What is expected
Look for the string "Empirical" in every line, and copy each line that has it.
________________
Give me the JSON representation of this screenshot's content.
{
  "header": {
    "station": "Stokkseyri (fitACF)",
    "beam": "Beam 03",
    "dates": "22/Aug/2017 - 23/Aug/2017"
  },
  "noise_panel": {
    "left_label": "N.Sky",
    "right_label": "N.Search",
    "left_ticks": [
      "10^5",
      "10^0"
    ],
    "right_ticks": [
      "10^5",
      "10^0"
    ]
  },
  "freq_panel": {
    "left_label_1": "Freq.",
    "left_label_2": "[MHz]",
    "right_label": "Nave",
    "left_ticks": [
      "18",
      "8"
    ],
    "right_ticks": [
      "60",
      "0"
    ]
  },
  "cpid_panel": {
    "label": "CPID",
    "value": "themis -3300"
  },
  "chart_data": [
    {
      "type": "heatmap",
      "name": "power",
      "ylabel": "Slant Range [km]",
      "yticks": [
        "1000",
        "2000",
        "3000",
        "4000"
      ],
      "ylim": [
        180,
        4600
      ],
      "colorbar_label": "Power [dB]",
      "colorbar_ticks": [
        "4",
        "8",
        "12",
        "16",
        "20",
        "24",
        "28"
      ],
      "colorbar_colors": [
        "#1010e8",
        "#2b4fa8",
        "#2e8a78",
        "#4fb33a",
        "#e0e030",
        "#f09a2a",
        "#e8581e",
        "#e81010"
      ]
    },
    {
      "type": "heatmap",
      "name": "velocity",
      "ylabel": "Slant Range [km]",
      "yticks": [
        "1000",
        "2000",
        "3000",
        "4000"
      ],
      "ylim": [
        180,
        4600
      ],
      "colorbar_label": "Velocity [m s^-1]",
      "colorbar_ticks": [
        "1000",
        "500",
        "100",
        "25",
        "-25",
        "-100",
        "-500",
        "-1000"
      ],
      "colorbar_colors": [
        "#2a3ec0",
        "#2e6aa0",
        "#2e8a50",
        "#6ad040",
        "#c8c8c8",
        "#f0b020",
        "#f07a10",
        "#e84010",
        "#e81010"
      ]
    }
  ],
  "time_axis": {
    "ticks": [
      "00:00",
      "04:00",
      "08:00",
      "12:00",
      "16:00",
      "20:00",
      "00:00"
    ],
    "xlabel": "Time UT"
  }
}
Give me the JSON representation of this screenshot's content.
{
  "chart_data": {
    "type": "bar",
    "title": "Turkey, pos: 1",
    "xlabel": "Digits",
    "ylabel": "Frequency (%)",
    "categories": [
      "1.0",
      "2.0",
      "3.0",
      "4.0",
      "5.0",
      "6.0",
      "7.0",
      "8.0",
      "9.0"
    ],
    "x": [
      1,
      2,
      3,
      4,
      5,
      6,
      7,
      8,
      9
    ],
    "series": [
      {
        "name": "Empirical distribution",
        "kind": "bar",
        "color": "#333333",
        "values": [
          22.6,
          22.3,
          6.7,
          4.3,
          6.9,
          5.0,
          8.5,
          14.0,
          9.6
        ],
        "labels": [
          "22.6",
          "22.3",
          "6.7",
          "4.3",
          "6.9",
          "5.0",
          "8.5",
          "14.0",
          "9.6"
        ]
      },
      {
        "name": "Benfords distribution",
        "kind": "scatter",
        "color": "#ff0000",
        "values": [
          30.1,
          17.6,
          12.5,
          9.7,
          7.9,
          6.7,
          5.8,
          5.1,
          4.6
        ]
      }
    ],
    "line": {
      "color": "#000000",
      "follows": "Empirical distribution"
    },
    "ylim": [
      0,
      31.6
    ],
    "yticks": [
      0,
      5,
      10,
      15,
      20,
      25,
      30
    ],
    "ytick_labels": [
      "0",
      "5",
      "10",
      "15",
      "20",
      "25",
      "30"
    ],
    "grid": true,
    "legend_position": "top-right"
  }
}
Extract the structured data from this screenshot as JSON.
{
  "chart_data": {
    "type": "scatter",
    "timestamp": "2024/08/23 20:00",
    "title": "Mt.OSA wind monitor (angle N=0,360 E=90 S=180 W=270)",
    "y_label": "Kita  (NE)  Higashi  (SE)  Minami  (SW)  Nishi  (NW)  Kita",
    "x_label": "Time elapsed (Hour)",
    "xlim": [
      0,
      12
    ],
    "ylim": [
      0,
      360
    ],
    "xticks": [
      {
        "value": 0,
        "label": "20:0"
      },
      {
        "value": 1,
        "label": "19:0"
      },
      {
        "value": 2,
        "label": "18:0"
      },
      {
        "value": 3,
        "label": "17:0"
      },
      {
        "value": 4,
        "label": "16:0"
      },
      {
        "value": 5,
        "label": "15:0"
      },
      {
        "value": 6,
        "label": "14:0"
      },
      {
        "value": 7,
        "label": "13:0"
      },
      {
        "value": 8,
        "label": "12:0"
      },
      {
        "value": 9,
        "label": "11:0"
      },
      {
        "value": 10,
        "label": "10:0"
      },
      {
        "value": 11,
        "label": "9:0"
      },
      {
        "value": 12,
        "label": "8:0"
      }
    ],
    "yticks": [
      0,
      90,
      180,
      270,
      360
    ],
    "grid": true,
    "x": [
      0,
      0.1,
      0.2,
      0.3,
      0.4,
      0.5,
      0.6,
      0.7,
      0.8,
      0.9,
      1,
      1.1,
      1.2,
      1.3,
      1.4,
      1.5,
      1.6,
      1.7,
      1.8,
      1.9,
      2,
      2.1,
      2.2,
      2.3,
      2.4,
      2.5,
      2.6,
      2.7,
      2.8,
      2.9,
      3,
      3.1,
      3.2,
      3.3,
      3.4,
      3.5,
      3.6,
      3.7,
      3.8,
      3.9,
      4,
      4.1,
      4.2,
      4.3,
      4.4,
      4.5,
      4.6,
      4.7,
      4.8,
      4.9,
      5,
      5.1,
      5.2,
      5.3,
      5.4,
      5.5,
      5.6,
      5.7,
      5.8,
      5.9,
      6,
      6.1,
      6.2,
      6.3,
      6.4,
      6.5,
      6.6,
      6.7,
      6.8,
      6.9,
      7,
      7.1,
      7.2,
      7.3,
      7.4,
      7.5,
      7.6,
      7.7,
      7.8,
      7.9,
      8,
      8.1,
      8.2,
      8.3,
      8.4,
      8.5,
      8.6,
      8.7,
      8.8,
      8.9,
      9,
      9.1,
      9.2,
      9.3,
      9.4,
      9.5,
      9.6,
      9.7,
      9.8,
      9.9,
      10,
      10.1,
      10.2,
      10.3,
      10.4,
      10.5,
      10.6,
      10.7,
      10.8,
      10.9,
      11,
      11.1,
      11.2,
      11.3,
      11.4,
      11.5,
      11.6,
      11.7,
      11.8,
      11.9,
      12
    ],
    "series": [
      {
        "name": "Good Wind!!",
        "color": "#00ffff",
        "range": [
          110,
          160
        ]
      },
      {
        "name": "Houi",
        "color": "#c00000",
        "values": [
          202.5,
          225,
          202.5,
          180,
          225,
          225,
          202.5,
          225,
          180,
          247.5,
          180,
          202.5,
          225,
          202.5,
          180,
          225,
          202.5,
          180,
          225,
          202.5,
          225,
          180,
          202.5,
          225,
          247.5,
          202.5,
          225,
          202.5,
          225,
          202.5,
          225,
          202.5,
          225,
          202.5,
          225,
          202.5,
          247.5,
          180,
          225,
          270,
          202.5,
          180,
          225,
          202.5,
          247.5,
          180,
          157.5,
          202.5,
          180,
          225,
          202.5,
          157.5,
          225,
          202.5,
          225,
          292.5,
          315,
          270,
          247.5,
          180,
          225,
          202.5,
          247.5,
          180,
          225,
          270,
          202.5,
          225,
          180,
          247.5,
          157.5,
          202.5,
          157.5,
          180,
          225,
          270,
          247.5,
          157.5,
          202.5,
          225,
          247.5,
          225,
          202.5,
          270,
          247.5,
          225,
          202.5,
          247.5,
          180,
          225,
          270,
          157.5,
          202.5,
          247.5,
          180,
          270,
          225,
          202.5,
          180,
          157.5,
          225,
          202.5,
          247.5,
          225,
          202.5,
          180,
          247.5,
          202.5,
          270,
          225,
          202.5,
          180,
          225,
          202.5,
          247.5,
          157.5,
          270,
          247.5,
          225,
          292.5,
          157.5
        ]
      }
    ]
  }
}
________________
Task result
        "name": "Empirical distribution",
      "follows": "Empirical distribution"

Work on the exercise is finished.